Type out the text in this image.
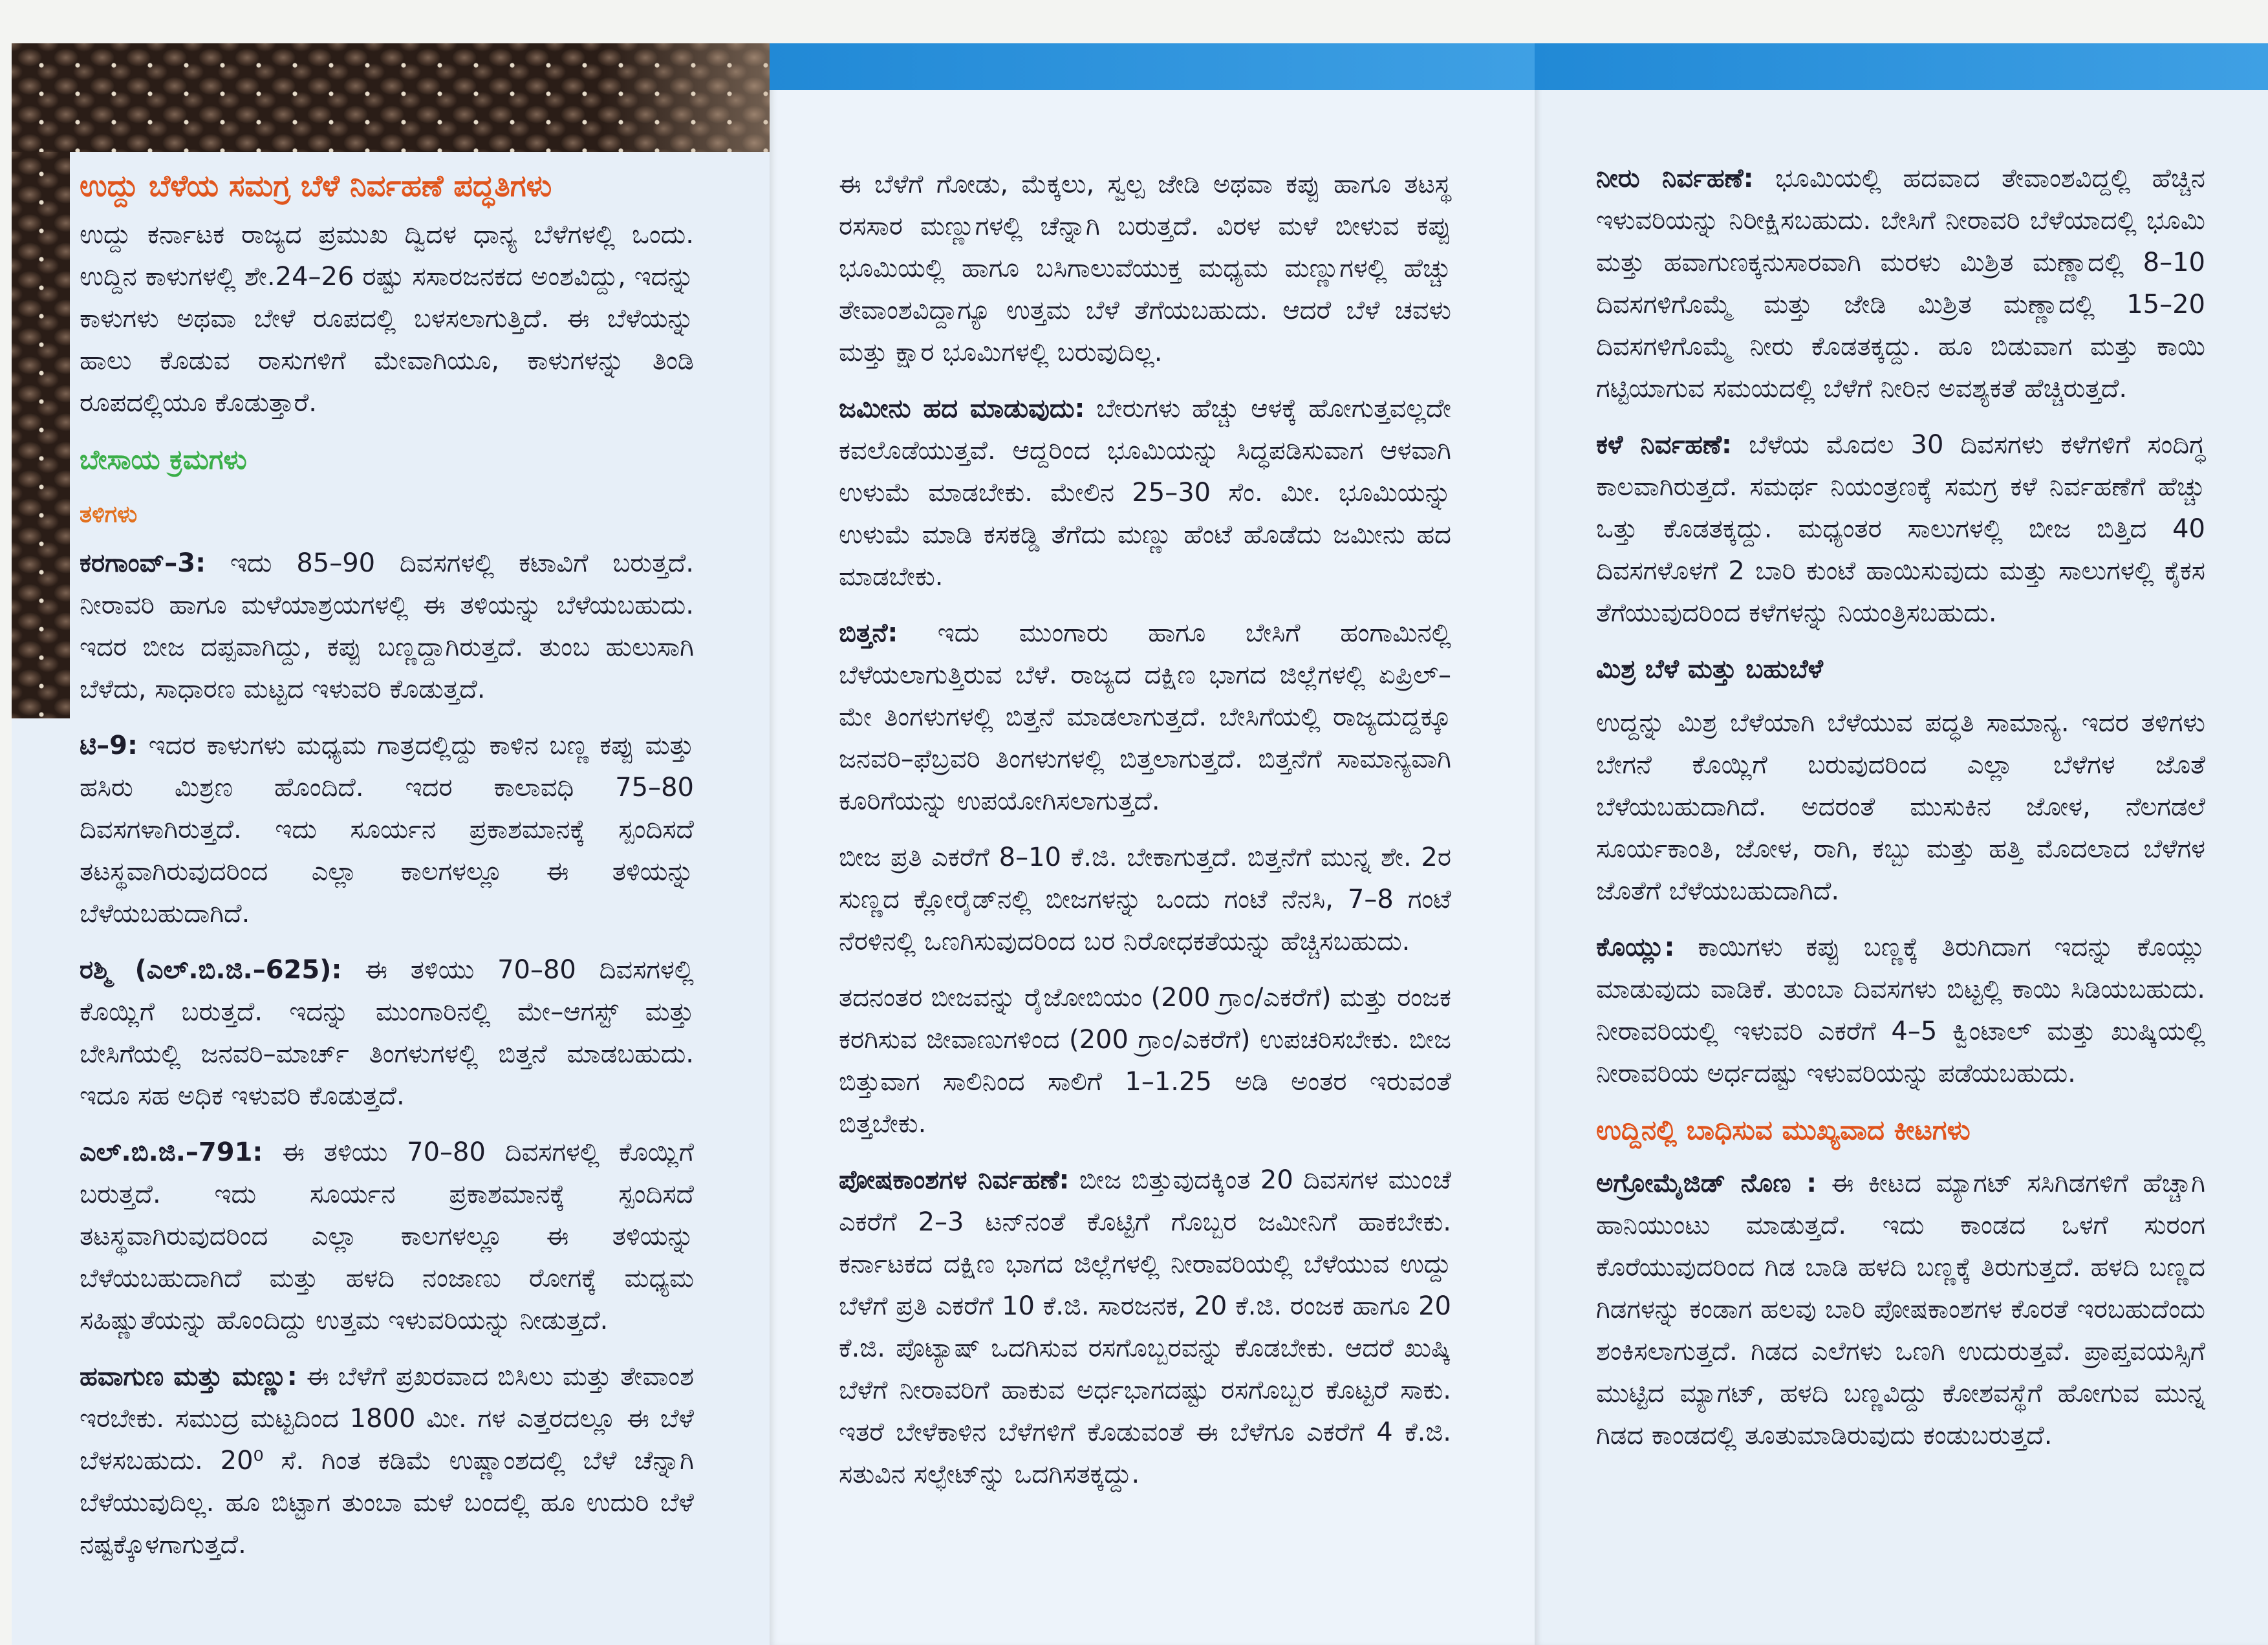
ಉದ್ದು ಬೆಳೆಯ ಸಮಗ್ರ ಬೆಳೆ ನಿರ್ವಹಣೆ ಪದ್ಧತಿಗಳು

ಉದ್ದು ಕರ್ನಾಟಕ ರಾಜ್ಯದ ಪ್ರಮುಖ ದ್ವಿದಳ ಧಾನ್ಯ ಬೆಳೆಗಳಲ್ಲಿ ಒಂದು. ಉದ್ದಿನ ಕಾಳುಗಳಲ್ಲಿ ಶೇ.24–26 ರಷ್ಟು ಸಸಾರಜನಕದ ಅಂಶವಿದ್ದು, ಇದನ್ನು ಕಾಳುಗಳು ಅಥವಾ ಬೇಳೆ ರೂಪದಲ್ಲಿ ಬಳಸಲಾಗುತ್ತಿದೆ. ಈ ಬೆಳೆಯನ್ನು ಹಾಲು ಕೊಡುವ ರಾಸುಗಳಿಗೆ ಮೇವಾಗಿಯೂ, ಕಾಳುಗಳನ್ನು ತಿಂಡಿ ರೂಪದಲ್ಲಿಯೂ ಕೊಡುತ್ತಾರೆ.

ಬೇಸಾಯ ಕ್ರಮಗಳು
ತಳಿಗಳು

ಕರಗಾಂವ್–3: ಇದು 85–90 ದಿವಸಗಳಲ್ಲಿ ಕಟಾವಿಗೆ ಬರುತ್ತದೆ. ನೀರಾವರಿ ಹಾಗೂ ಮಳೆಯಾಶ್ರಯಗಳಲ್ಲಿ ಈ ತಳಿಯನ್ನು ಬೆಳೆಯಬಹುದು. ಇದರ ಬೀಜ ದಪ್ಪವಾಗಿದ್ದು, ಕಪ್ಪು ಬಣ್ಣದ್ದಾಗಿರುತ್ತದೆ. ತುಂಬ ಹುಲುಸಾಗಿ ಬೆಳೆದು, ಸಾಧಾರಣ ಮಟ್ಟದ ಇಳುವರಿ ಕೊಡುತ್ತದೆ.

ಟಿ–9: ಇದರ ಕಾಳುಗಳು ಮಧ್ಯಮ ಗಾತ್ರದಲ್ಲಿದ್ದು ಕಾಳಿನ ಬಣ್ಣ ಕಪ್ಪು ಮತ್ತು ಹಸಿರು ಮಿಶ್ರಣ ಹೊಂದಿದೆ. ಇದರ ಕಾಲಾವಧಿ 75–80 ದಿವಸಗಳಾಗಿರುತ್ತದೆ. ಇದು ಸೂರ್ಯನ ಪ್ರಕಾಶಮಾನಕ್ಕೆ ಸ್ಪಂದಿಸದೆ ತಟಸ್ಥವಾಗಿರುವುದರಿಂದ ಎಲ್ಲಾ ಕಾಲಗಳಲ್ಲೂ ಈ ತಳಿಯನ್ನು ಬೆಳೆಯಬಹುದಾಗಿದೆ.

ರಶ್ಮಿ (ಎಲ್.ಬಿ.ಜಿ.–625): ಈ ತಳಿಯು 70–80 ದಿವಸಗಳಲ್ಲಿ ಕೊಯ್ಲಿಗೆ ಬರುತ್ತದೆ. ಇದನ್ನು ಮುಂಗಾರಿನಲ್ಲಿ ಮೇ–ಆಗಸ್ಟ್ ಮತ್ತು ಬೇಸಿಗೆಯಲ್ಲಿ ಜನವರಿ–ಮಾರ್ಚ್ ತಿಂಗಳುಗಳಲ್ಲಿ ಬಿತ್ತನೆ ಮಾಡಬಹುದು. ಇದೂ ಸಹ ಅಧಿಕ ಇಳುವರಿ ಕೊಡುತ್ತದೆ.

ಎಲ್.ಬಿ.ಜಿ.–791: ಈ ತಳಿಯು 70–80 ದಿವಸಗಳಲ್ಲಿ ಕೊಯ್ಲಿಗೆ ಬರುತ್ತದೆ. ಇದು ಸೂರ್ಯನ ಪ್ರಕಾಶಮಾನಕ್ಕೆ ಸ್ಪಂದಿಸದೆ ತಟಸ್ಥವಾಗಿರುವುದರಿಂದ ಎಲ್ಲಾ ಕಾಲಗಳಲ್ಲೂ ಈ ತಳಿಯನ್ನು ಬೆಳೆಯಬಹುದಾಗಿದೆ ಮತ್ತು ಹಳದಿ ನಂಜಾಣು ರೋಗಕ್ಕೆ ಮಧ್ಯಮ ಸಹಿಷ್ಣುತೆಯನ್ನು ಹೊಂದಿದ್ದು ಉತ್ತಮ ಇಳುವರಿಯನ್ನು ನೀಡುತ್ತದೆ.

ಹವಾಗುಣ ಮತ್ತು ಮಣ್ಣು: ಈ ಬೆಳೆಗೆ ಪ್ರಖರವಾದ ಬಿಸಿಲು ಮತ್ತು ತೇವಾಂಶ ಇರಬೇಕು. ಸಮುದ್ರ ಮಟ್ಟದಿಂದ 1800 ಮೀ. ಗಳ ಎತ್ತರದಲ್ಲೂ ಈ ಬೆಳೆ ಬೆಳಸಬಹುದು. 20⁰ ಸೆ. ಗಿಂತ ಕಡಿಮೆ ಉಷ್ಣಾಂಶದಲ್ಲಿ ಬೆಳೆ ಚೆನ್ನಾಗಿ ಬೆಳೆಯುವುದಿಲ್ಲ. ಹೂ ಬಿಟ್ಟಾಗ ತುಂಬಾ ಮಳೆ ಬಂದಲ್ಲಿ ಹೂ ಉದುರಿ ಬೆಳೆ ನಷ್ಟಕ್ಕೊಳಗಾಗುತ್ತದೆ.

ಈ ಬೆಳೆಗೆ ಗೋಡು, ಮೆಕ್ಕಲು, ಸ್ವಲ್ಪ ಜೇಡಿ ಅಥವಾ ಕಪ್ಪು ಹಾಗೂ ತಟಸ್ಥ ರಸಸಾರ ಮಣ್ಣುಗಳಲ್ಲಿ ಚೆನ್ನಾಗಿ ಬರುತ್ತದೆ. ವಿರಳ ಮಳೆ ಬೀಳುವ ಕಪ್ಪು ಭೂಮಿಯಲ್ಲಿ ಹಾಗೂ ಬಸಿಗಾಲುವೆಯುಕ್ತ ಮಧ್ಯಮ ಮಣ್ಣುಗಳಲ್ಲಿ ಹೆಚ್ಚು ತೇವಾಂಶವಿದ್ದಾಗ್ಯೂ ಉತ್ತಮ ಬೆಳೆ ತೆಗೆಯಬಹುದು. ಆದರೆ ಬೆಳೆ ಚವಳು ಮತ್ತು ಕ್ಷಾರ ಭೂಮಿಗಳಲ್ಲಿ ಬರುವುದಿಲ್ಲ.

ಜಮೀನು ಹದ ಮಾಡುವುದು: ಬೇರುಗಳು ಹೆಚ್ಚು ಆಳಕ್ಕೆ ಹೋಗುತ್ತವಲ್ಲದೇ ಕವಲೊಡೆಯುತ್ತವೆ. ಆದ್ದರಿಂದ ಭೂಮಿಯನ್ನು ಸಿದ್ಧಪಡಿಸುವಾಗ ಆಳವಾಗಿ ಉಳುಮೆ ಮಾಡಬೇಕು. ಮೇಲಿನ 25–30 ಸೆಂ. ಮೀ. ಭೂಮಿಯನ್ನು ಉಳುಮೆ ಮಾಡಿ ಕಸಕಡ್ಡಿ ತೆಗೆದು ಮಣ್ಣು ಹೆಂಟೆ ಹೊಡೆದು ಜಮೀನು ಹದ ಮಾಡಬೇಕು.

ಬಿತ್ತನೆ: ಇದು ಮುಂಗಾರು ಹಾಗೂ ಬೇಸಿಗೆ ಹಂಗಾಮಿನಲ್ಲಿ ಬೆಳೆಯಲಾಗುತ್ತಿರುವ ಬೆಳೆ. ರಾಜ್ಯದ ದಕ್ಷಿಣ ಭಾಗದ ಜಿಲ್ಲೆಗಳಲ್ಲಿ ಏಪ್ರಿಲ್–ಮೇ ತಿಂಗಳುಗಳಲ್ಲಿ ಬಿತ್ತನೆ ಮಾಡಲಾಗುತ್ತದೆ. ಬೇಸಿಗೆಯಲ್ಲಿ ರಾಜ್ಯದುದ್ದಕ್ಕೂ ಜನವರಿ–ಫೆಬ್ರವರಿ ತಿಂಗಳುಗಳಲ್ಲಿ ಬಿತ್ತಲಾಗುತ್ತದೆ. ಬಿತ್ತನೆಗೆ ಸಾಮಾನ್ಯವಾಗಿ ಕೂರಿಗೆಯನ್ನು ಉಪಯೋಗಿಸಲಾಗುತ್ತದೆ.

ಬೀಜ ಪ್ರತಿ ಎಕರೆಗೆ 8–10 ಕೆ.ಜಿ. ಬೇಕಾಗುತ್ತದೆ. ಬಿತ್ತನೆಗೆ ಮುನ್ನ ಶೇ. 2ರ ಸುಣ್ಣದ ಕ್ಲೋರೈಡ್‌ನಲ್ಲಿ ಬೀಜಗಳನ್ನು ಒಂದು ಗಂಟೆ ನೆನಸಿ, 7–8 ಗಂಟೆ ನೆರಳಿನಲ್ಲಿ ಒಣಗಿಸುವುದರಿಂದ ಬರ ನಿರೋಧಕತೆಯನ್ನು ಹೆಚ್ಚಿಸಬಹುದು.

ತದನಂತರ ಬೀಜವನ್ನು ರೈಜೋಬಿಯಂ (200 ಗ್ರಾಂ/ಎಕರೆಗೆ) ಮತ್ತು ರಂಜಕ ಕರಗಿಸುವ ಜೀವಾಣುಗಳಿಂದ (200 ಗ್ರಾಂ/ಎಕರೆಗೆ) ಉಪಚರಿಸಬೇಕು. ಬೀಜ ಬಿತ್ತುವಾಗ ಸಾಲಿನಿಂದ ಸಾಲಿಗೆ 1–1.25 ಅಡಿ ಅಂತರ ಇರುವಂತೆ ಬಿತ್ತಬೇಕು.

ಪೋಷಕಾಂಶಗಳ ನಿರ್ವಹಣೆ: ಬೀಜ ಬಿತ್ತುವುದಕ್ಕಿಂತ 20 ದಿವಸಗಳ ಮುಂಚೆ ಎಕರೆಗೆ 2–3 ಟನ್‌ನಂತೆ ಕೊಟ್ಟಿಗೆ ಗೊಬ್ಬರ ಜಮೀನಿಗೆ ಹಾಕಬೇಕು. ಕರ್ನಾಟಕದ ದಕ್ಷಿಣ ಭಾಗದ ಜಿಲ್ಲೆಗಳಲ್ಲಿ ನೀರಾವರಿಯಲ್ಲಿ ಬೆಳೆಯುವ ಉದ್ದು ಬೆಳೆಗೆ ಪ್ರತಿ ಎಕರೆಗೆ 10 ಕೆ.ಜಿ. ಸಾರಜನಕ, 20 ಕೆ.ಜಿ. ರಂಜಕ ಹಾಗೂ 20 ಕೆ.ಜಿ. ಪೊಟ್ಯಾಷ್ ಒದಗಿಸುವ ರಸಗೊಬ್ಬರವನ್ನು ಕೊಡಬೇಕು. ಆದರೆ ಖುಷ್ಕಿ ಬೆಳೆಗೆ ನೀರಾವರಿಗೆ ಹಾಕುವ ಅರ್ಧಭಾಗದಷ್ಟು ರಸಗೊಬ್ಬರ ಕೊಟ್ಟರೆ ಸಾಕು. ಇತರೆ ಬೇಳೆಕಾಳಿನ ಬೆಳೆಗಳಿಗೆ ಕೊಡುವಂತೆ ಈ ಬೆಳೆಗೂ ಎಕರೆಗೆ 4 ಕೆ.ಜಿ. ಸತುವಿನ ಸಲ್ಫೇಟ್‌ನ್ನು ಒದಗಿಸತಕ್ಕದ್ದು.

ನೀರು ನಿರ್ವಹಣೆ: ಭೂಮಿಯಲ್ಲಿ ಹದವಾದ ತೇವಾಂಶವಿದ್ದಲ್ಲಿ ಹೆಚ್ಚಿನ ಇಳುವರಿಯನ್ನು ನಿರೀಕ್ಷಿಸಬಹುದು. ಬೇಸಿಗೆ ನೀರಾವರಿ ಬೆಳೆಯಾದಲ್ಲಿ ಭೂಮಿ ಮತ್ತು ಹವಾಗುಣಕ್ಕನುಸಾರವಾಗಿ ಮರಳು ಮಿಶ್ರಿತ ಮಣ್ಣಾದಲ್ಲಿ 8–10 ದಿವಸಗಳಿಗೊಮ್ಮೆ ಮತ್ತು ಜೇಡಿ ಮಿಶ್ರಿತ ಮಣ್ಣಾದಲ್ಲಿ 15–20 ದಿವಸಗಳಿಗೊಮ್ಮೆ ನೀರು ಕೊಡತಕ್ಕದ್ದು. ಹೂ ಬಿಡುವಾಗ ಮತ್ತು ಕಾಯಿ ಗಟ್ಟಿಯಾಗುವ ಸಮಯದಲ್ಲಿ ಬೆಳೆಗೆ ನೀರಿನ ಅವಶ್ಯಕತೆ ಹೆಚ್ಚಿರುತ್ತದೆ.

ಕಳೆ ನಿರ್ವಹಣೆ: ಬೆಳೆಯ ಮೊದಲ 30 ದಿವಸಗಳು ಕಳೆಗಳಿಗೆ ಸಂದಿಗ್ಧ ಕಾಲವಾಗಿರುತ್ತದೆ. ಸಮರ್ಥ ನಿಯಂತ್ರಣಕ್ಕೆ ಸಮಗ್ರ ಕಳೆ ನಿರ್ವಹಣೆಗೆ ಹೆಚ್ಚು ಒತ್ತು ಕೊಡತಕ್ಕದ್ದು. ಮಧ್ಯಂತರ ಸಾಲುಗಳಲ್ಲಿ ಬೀಜ ಬಿತ್ತಿದ 40 ದಿವಸಗಳೊಳಗೆ 2 ಬಾರಿ ಕುಂಟೆ ಹಾಯಿಸುವುದು ಮತ್ತು ಸಾಲುಗಳಲ್ಲಿ ಕೈಕಸ ತೆಗೆಯುವುದರಿಂದ ಕಳೆಗಳನ್ನು ನಿಯಂತ್ರಿಸಬಹುದು.

ಮಿಶ್ರ ಬೆಳೆ ಮತ್ತು ಬಹುಬೆಳೆ

ಉದ್ದನ್ನು ಮಿಶ್ರ ಬೆಳೆಯಾಗಿ ಬೆಳೆಯುವ ಪದ್ಧತಿ ಸಾಮಾನ್ಯ. ಇದರ ತಳಿಗಳು ಬೇಗನೆ ಕೊಯ್ಲಿಗೆ ಬರುವುದರಿಂದ ಎಲ್ಲಾ ಬೆಳೆಗಳ ಜೊತೆ ಬೆಳೆಯಬಹುದಾಗಿದೆ. ಅದರಂತೆ ಮುಸುಕಿನ ಜೋಳ, ನೆಲಗಡಲೆ ಸೂರ್ಯಕಾಂತಿ, ಜೋಳ, ರಾಗಿ, ಕಬ್ಬು ಮತ್ತು ಹತ್ತಿ ಮೊದಲಾದ ಬೆಳೆಗಳ ಜೊತೆಗೆ ಬೆಳೆಯಬಹುದಾಗಿದೆ.

ಕೊಯ್ಲು: ಕಾಯಿಗಳು ಕಪ್ಪು ಬಣ್ಣಕ್ಕೆ ತಿರುಗಿದಾಗ ಇದನ್ನು ಕೊಯ್ಲು ಮಾಡುವುದು ವಾಡಿಕೆ. ತುಂಬಾ ದಿವಸಗಳು ಬಿಟ್ಟಲ್ಲಿ ಕಾಯಿ ಸಿಡಿಯಬಹುದು. ನೀರಾವರಿಯಲ್ಲಿ ಇಳುವರಿ ಎಕರೆಗೆ 4–5 ಕ್ವಿಂಟಾಲ್ ಮತ್ತು ಖುಷ್ಕಿಯಲ್ಲಿ ನೀರಾವರಿಯ ಅರ್ಧದಷ್ಟು ಇಳುವರಿಯನ್ನು ಪಡೆಯಬಹುದು.

ಉದ್ದಿನಲ್ಲಿ ಬಾಧಿಸುವ ಮುಖ್ಯವಾದ ಕೀಟಗಳು

ಅಗ್ರೋಮೈಜಿಡ್ ನೊಣ : ಈ ಕೀಟದ ಮ್ಯಾಗಟ್ ಸಸಿಗಿಡಗಳಿಗೆ ಹೆಚ್ಚಾಗಿ ಹಾನಿಯುಂಟು ಮಾಡುತ್ತದೆ. ಇದು ಕಾಂಡದ ಒಳಗೆ ಸುರಂಗ ಕೊರೆಯುವುದರಿಂದ ಗಿಡ ಬಾಡಿ ಹಳದಿ ಬಣ್ಣಕ್ಕೆ ತಿರುಗುತ್ತದೆ. ಹಳದಿ ಬಣ್ಣದ ಗಿಡಗಳನ್ನು ಕಂಡಾಗ ಹಲವು ಬಾರಿ ಪೋಷಕಾಂಶಗಳ ಕೊರತೆ ಇರಬಹುದೆಂದು ಶಂಕಿಸಲಾಗುತ್ತದೆ. ಗಿಡದ ಎಲೆಗಳು ಒಣಗಿ ಉದುರುತ್ತವೆ. ಪ್ರಾಪ್ತವಯಸ್ಸಿಗೆ ಮುಟ್ಟಿದ ಮ್ಯಾಗಟ್, ಹಳದಿ ಬಣ್ಣವಿದ್ದು ಕೋಶವಸ್ಥೆಗೆ ಹೋಗುವ ಮುನ್ನ ಗಿಡದ ಕಾಂಡದಲ್ಲಿ ತೂತುಮಾಡಿರುವುದು ಕಂಡುಬರುತ್ತದೆ.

········

Set exercise
Reproduce each line of the material containing the word "ಜನವರ".

The solution
ರಶ್ಮಿ (ಎಲ್.ಬಿ.ಜಿ.–625): ಈ ತಳಿಯು 70–80 ದಿವಸಗಳಲ್ಲಿ ಕೊಯ್ಲಿಗೆ ಬರುತ್ತದೆ. ಇದನ್ನು ಮುಂಗಾರಿನಲ್ಲಿ ಮೇ–ಆಗಸ್ಟ್ ಮತ್ತು ಬೇಸಿಗೆಯಲ್ಲಿ ಜನವರಿ–ಮಾರ್ಚ್ ತಿಂಗಳುಗಳಲ್ಲಿ ಬಿತ್ತನೆ ಮಾಡಬಹುದು. ಇದೂ ಸಹ ಅಧಿಕ ಇಳುವರಿ ಕೊಡುತ್ತದೆ.
ಬಿತ್ತನೆ: ಇದು ಮುಂಗಾರು ಹಾಗೂ ಬೇಸಿಗೆ ಹಂಗಾಮಿನಲ್ಲಿ ಬೆಳೆಯಲಾಗುತ್ತಿರುವ ಬೆಳೆ. ರಾಜ್ಯದ ದಕ್ಷಿಣ ಭಾಗದ ಜಿಲ್ಲೆಗಳಲ್ಲಿ ಏಪ್ರಿಲ್–ಮೇ ತಿಂಗಳುಗಳಲ್ಲಿ ಬಿತ್ತನೆ ಮಾಡಲಾಗುತ್ತದೆ. ಬೇಸಿಗೆಯಲ್ಲಿ ರಾಜ್ಯದುದ್ದಕ್ಕೂ ಜನವರಿ–ಫೆಬ್ರವರಿ ತಿಂಗಳುಗಳಲ್ಲಿ ಬಿತ್ತಲಾಗುತ್ತದೆ. ಬಿತ್ತನೆಗೆ ಸಾಮಾನ್ಯವಾಗಿ ಕೂರಿಗೆಯನ್ನು ಉಪಯೋಗಿಸಲಾಗುತ್ತದೆ.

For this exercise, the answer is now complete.